Task requirements:
Locate every line that holds the string "name" and copy it.

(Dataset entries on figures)
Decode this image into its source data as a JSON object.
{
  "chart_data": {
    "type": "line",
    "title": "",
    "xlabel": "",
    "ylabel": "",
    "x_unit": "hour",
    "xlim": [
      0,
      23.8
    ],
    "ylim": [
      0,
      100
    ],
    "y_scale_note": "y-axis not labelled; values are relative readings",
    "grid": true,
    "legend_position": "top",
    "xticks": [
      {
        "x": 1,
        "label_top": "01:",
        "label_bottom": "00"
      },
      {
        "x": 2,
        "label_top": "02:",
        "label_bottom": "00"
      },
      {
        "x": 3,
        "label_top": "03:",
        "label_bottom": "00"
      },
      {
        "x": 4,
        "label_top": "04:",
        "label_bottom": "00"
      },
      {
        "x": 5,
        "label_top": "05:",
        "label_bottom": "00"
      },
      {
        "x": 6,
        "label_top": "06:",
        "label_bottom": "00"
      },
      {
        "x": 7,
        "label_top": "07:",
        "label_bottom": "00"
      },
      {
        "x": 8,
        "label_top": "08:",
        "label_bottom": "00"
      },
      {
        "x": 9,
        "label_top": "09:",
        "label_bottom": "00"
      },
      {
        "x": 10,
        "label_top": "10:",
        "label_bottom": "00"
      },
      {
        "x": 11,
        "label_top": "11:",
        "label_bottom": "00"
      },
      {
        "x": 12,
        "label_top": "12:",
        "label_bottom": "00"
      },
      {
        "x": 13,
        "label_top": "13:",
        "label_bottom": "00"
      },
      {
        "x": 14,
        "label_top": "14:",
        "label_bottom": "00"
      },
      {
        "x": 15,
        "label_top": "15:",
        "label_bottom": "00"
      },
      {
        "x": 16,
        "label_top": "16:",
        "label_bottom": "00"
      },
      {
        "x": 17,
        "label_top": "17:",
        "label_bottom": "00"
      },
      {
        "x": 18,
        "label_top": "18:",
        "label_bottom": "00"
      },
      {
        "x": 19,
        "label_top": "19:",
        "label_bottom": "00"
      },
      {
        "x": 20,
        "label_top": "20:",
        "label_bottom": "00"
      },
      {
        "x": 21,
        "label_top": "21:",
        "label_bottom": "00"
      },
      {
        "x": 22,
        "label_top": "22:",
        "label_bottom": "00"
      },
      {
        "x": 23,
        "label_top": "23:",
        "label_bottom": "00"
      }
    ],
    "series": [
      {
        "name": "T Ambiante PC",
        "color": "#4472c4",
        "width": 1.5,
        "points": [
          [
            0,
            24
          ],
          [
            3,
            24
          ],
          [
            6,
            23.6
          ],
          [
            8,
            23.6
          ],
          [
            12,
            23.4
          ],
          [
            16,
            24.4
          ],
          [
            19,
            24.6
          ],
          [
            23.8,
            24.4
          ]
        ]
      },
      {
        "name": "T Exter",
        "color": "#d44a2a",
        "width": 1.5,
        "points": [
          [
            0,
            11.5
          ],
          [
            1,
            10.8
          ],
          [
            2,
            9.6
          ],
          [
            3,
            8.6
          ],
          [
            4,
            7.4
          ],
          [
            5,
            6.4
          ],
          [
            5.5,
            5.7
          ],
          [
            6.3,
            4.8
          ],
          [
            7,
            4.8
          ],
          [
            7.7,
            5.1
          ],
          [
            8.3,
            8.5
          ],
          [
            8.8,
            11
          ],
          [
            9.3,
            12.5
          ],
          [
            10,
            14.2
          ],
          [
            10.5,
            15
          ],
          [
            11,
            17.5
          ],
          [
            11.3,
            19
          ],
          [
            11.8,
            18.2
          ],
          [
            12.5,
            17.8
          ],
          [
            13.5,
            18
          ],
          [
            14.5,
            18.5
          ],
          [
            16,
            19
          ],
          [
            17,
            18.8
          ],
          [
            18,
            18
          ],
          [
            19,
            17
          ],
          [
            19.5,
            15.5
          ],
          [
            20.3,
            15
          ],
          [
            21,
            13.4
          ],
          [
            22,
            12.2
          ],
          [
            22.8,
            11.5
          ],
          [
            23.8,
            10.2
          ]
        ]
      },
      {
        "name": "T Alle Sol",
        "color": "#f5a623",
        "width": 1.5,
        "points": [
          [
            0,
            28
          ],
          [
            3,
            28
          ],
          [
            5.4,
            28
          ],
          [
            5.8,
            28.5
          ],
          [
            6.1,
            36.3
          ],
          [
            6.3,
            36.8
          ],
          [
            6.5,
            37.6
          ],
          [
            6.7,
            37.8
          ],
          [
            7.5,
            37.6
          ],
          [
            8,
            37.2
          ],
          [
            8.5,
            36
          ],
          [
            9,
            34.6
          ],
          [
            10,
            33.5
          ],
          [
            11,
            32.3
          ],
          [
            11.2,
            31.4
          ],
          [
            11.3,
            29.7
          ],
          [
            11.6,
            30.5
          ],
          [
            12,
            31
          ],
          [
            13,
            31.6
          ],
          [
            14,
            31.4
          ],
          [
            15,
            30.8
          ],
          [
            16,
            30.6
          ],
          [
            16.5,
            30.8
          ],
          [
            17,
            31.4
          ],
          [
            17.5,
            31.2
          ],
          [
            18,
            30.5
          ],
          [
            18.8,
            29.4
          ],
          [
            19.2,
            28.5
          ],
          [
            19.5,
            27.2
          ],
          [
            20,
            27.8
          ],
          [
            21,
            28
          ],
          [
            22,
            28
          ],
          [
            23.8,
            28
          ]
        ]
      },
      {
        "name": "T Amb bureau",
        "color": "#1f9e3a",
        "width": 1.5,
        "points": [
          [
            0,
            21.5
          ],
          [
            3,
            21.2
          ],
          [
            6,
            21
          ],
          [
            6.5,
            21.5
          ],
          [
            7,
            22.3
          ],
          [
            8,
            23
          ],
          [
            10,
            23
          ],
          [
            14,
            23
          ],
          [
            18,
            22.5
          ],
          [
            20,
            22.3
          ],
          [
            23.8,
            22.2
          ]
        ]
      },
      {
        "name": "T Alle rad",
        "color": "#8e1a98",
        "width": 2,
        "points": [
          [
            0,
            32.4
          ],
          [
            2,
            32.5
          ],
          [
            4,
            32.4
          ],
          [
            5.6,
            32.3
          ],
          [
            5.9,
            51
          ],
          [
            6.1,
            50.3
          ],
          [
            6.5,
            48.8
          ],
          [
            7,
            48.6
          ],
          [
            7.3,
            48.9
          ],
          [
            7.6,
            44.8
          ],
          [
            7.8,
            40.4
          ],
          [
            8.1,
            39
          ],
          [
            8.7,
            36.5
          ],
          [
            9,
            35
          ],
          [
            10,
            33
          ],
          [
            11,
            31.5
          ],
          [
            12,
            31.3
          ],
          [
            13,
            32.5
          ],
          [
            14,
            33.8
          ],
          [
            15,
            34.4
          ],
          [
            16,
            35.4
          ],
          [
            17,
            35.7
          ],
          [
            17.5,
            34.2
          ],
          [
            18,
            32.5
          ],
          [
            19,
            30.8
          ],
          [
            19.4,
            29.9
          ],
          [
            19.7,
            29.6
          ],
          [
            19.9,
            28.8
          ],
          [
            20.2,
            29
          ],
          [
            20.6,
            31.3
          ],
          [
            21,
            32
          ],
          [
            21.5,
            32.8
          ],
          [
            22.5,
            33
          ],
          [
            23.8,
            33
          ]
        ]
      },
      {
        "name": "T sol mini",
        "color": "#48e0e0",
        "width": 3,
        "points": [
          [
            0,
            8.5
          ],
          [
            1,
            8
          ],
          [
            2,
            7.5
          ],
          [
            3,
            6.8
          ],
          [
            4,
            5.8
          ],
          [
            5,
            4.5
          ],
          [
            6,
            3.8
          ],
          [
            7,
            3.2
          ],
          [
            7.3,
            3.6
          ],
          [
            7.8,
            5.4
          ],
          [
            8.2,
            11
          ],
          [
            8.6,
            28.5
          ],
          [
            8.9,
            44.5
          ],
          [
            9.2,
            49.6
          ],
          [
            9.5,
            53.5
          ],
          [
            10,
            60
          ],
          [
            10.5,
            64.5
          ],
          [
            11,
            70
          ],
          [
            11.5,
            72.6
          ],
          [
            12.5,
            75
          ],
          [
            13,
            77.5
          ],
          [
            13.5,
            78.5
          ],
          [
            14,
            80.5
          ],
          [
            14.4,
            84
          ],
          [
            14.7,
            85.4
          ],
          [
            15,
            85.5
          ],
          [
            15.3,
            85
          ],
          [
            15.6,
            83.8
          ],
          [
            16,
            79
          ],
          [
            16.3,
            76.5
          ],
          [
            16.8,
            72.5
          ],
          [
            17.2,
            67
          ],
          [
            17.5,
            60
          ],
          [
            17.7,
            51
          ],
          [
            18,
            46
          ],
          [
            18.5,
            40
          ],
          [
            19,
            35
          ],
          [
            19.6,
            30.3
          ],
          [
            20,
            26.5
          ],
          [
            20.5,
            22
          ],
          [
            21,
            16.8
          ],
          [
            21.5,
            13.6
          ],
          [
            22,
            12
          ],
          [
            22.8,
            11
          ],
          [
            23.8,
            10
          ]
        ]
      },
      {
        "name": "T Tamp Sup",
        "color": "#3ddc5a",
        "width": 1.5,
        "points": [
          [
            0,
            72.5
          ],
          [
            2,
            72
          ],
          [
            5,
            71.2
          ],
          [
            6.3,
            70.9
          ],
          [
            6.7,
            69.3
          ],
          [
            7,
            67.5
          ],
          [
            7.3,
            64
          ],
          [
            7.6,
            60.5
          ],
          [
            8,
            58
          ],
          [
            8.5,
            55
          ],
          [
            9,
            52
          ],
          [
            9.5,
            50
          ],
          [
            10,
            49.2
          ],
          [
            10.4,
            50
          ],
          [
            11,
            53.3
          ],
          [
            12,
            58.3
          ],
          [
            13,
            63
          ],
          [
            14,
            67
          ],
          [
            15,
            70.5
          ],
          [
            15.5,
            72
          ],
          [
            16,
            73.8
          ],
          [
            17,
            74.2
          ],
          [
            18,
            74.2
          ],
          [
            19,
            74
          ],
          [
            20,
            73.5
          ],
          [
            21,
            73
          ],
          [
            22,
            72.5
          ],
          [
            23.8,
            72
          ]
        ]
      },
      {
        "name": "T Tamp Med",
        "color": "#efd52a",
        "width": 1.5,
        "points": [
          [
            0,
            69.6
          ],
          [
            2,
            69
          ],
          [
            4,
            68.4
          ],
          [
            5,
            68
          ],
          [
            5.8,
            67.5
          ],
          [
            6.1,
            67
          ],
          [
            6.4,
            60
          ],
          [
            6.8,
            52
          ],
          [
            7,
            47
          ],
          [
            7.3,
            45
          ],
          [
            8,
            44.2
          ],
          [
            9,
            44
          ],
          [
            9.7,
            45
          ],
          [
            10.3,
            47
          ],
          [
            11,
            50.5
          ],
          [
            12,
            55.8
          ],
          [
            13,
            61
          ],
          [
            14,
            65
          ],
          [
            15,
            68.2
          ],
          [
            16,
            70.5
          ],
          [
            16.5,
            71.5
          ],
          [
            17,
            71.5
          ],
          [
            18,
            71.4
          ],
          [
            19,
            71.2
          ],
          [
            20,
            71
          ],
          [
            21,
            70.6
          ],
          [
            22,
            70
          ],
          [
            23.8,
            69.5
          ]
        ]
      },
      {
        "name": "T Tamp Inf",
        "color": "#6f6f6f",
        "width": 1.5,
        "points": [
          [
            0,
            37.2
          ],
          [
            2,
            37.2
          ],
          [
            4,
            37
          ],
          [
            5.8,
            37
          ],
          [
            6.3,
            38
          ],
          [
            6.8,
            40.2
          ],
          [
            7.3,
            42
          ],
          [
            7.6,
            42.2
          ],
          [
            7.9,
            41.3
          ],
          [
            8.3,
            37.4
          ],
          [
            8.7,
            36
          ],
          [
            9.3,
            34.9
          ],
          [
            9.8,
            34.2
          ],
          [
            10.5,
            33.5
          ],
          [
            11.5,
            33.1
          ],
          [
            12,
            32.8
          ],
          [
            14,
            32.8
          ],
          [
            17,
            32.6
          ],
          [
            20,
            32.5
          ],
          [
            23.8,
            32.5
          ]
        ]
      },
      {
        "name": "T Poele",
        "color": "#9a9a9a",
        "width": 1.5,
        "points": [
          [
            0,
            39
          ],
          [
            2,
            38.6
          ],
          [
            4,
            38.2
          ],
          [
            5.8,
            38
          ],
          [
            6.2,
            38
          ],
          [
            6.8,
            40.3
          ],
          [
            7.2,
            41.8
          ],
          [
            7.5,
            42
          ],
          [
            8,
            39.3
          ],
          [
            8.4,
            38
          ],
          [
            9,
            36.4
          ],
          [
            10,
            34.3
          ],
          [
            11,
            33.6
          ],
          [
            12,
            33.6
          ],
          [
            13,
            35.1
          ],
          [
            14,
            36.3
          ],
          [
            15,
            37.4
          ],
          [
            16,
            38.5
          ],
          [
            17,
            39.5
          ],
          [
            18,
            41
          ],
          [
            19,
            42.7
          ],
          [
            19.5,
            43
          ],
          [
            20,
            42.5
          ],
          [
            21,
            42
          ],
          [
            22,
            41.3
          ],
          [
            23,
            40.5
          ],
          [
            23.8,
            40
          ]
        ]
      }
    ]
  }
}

In response:
        "name": "T Ambiante PC",
        "name": "T Exter",
        "name": "T Alle Sol",
        "name": "T Amb bureau",
        "name": "T Alle rad",
        "name": "T sol mini",
        "name": "T Tamp Sup",
        "name": "T Tamp Med",
        "name": "T Tamp Inf",
        "name": "T Poele",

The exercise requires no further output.